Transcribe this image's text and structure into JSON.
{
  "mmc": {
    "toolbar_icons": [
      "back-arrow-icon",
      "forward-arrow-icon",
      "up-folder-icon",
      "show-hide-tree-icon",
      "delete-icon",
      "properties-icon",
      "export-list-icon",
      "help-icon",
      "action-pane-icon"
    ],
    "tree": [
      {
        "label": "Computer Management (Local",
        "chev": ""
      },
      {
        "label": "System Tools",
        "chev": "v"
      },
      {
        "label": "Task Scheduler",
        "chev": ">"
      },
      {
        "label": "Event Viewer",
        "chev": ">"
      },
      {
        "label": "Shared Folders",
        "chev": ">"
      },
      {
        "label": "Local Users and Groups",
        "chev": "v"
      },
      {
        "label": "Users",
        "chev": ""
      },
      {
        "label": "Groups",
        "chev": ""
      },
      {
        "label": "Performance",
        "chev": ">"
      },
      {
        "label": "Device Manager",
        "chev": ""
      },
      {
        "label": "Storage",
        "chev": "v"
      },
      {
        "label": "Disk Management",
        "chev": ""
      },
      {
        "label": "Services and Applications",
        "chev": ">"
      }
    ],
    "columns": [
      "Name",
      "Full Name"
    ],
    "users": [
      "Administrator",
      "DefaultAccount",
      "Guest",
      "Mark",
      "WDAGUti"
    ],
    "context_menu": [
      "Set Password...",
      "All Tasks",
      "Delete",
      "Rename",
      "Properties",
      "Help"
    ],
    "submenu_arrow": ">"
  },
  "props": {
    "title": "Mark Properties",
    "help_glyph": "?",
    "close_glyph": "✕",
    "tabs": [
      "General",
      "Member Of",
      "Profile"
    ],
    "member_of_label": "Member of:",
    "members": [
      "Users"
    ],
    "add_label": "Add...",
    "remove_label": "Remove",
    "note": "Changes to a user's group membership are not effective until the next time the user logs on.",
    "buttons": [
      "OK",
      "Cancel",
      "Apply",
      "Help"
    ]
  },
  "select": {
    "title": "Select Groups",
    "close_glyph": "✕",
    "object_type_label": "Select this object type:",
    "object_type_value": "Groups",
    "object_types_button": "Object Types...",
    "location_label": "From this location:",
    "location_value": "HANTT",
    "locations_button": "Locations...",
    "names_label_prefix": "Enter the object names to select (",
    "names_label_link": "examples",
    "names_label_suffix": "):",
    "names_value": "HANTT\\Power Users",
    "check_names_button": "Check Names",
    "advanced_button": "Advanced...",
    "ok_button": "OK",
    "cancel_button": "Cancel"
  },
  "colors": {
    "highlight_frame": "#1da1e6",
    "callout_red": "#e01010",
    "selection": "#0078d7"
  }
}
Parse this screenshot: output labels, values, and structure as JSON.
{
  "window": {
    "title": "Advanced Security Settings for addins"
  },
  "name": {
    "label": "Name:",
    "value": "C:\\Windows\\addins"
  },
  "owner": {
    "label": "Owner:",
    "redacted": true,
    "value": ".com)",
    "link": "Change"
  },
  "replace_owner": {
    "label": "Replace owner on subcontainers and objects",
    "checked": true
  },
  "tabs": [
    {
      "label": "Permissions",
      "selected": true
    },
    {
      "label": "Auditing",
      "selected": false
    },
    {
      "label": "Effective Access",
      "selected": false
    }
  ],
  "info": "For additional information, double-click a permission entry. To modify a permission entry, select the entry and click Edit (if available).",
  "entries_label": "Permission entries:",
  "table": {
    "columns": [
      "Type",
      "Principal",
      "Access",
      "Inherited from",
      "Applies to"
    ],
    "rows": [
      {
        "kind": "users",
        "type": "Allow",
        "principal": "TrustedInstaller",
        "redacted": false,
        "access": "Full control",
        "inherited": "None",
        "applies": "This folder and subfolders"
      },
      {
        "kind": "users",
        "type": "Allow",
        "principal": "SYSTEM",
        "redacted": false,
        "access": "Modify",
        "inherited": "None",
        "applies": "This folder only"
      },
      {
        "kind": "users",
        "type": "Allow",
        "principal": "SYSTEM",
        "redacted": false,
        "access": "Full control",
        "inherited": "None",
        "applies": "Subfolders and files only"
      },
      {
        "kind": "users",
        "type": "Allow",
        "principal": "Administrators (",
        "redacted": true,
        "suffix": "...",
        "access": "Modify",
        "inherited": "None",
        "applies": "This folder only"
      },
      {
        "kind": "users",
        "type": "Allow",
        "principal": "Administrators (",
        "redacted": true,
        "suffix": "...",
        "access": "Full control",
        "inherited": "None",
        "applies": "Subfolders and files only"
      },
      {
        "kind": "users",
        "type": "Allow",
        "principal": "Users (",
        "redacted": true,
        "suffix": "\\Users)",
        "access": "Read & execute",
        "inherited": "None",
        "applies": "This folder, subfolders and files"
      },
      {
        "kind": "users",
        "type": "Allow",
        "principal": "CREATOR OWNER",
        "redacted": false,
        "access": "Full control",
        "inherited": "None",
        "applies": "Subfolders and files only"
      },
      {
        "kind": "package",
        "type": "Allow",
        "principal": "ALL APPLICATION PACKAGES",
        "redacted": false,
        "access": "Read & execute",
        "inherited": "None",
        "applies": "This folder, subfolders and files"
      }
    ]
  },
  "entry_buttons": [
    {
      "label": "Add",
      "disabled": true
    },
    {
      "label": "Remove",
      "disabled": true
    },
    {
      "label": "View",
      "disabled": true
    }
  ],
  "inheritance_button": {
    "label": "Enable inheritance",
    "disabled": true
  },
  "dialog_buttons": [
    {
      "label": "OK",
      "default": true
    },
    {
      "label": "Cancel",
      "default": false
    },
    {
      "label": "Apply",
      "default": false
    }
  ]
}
--
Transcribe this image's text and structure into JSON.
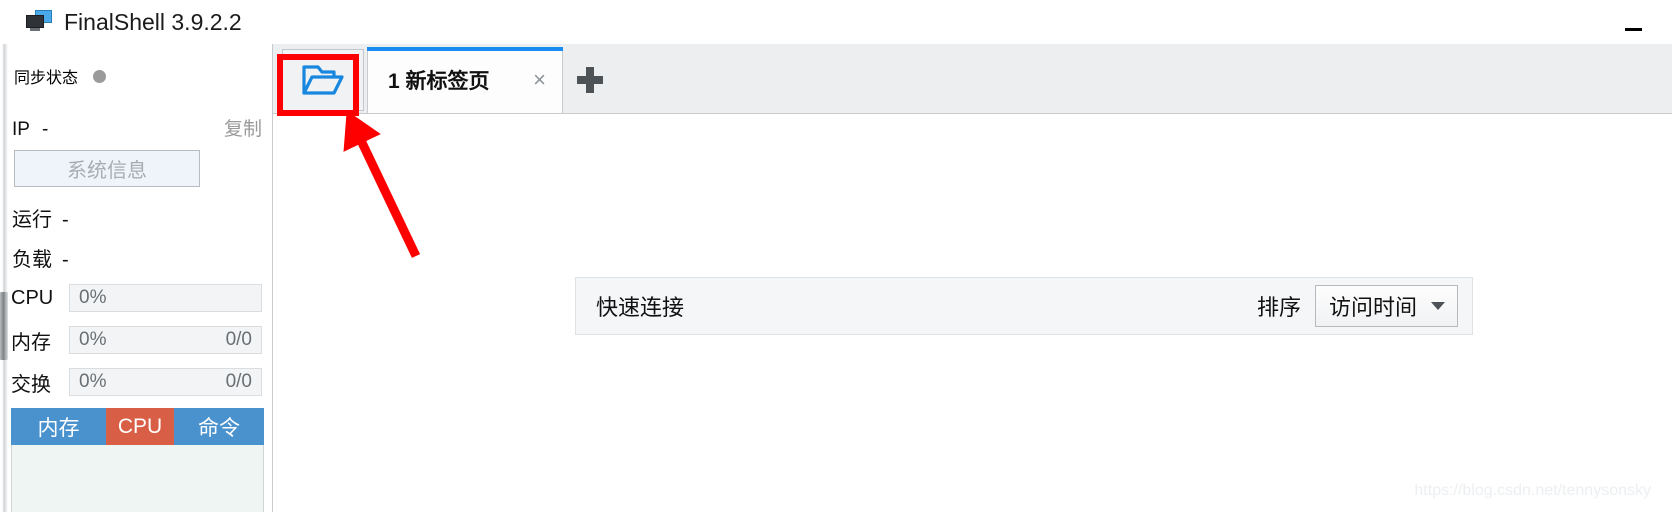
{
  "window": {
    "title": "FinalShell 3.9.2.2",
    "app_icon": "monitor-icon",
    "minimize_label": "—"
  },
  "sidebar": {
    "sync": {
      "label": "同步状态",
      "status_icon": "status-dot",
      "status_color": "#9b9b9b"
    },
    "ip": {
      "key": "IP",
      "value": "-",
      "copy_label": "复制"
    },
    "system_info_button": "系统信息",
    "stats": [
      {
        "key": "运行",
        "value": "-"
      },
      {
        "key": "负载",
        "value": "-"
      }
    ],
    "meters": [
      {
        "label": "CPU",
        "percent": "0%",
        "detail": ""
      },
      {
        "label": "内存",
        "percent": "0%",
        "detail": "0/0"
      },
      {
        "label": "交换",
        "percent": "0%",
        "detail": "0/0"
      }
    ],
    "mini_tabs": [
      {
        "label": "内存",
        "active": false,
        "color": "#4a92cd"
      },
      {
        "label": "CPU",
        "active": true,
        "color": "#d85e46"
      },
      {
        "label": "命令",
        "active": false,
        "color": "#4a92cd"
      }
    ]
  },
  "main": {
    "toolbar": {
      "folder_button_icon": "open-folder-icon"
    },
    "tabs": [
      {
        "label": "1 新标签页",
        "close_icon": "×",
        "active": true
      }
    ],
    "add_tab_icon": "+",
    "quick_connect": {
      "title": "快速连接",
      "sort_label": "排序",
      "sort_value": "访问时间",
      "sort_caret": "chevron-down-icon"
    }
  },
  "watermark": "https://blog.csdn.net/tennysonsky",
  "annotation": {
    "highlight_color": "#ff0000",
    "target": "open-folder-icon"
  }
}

WORK INSTRUCTIONS:
Pick out every line above that holds the word "Groups" and copy it.

EXERCISE RESPONSE:
        "label": "Local Users and Groups",
        "label": "Groups",
    "title": "Select Groups",
    "object_type_value": "Groups",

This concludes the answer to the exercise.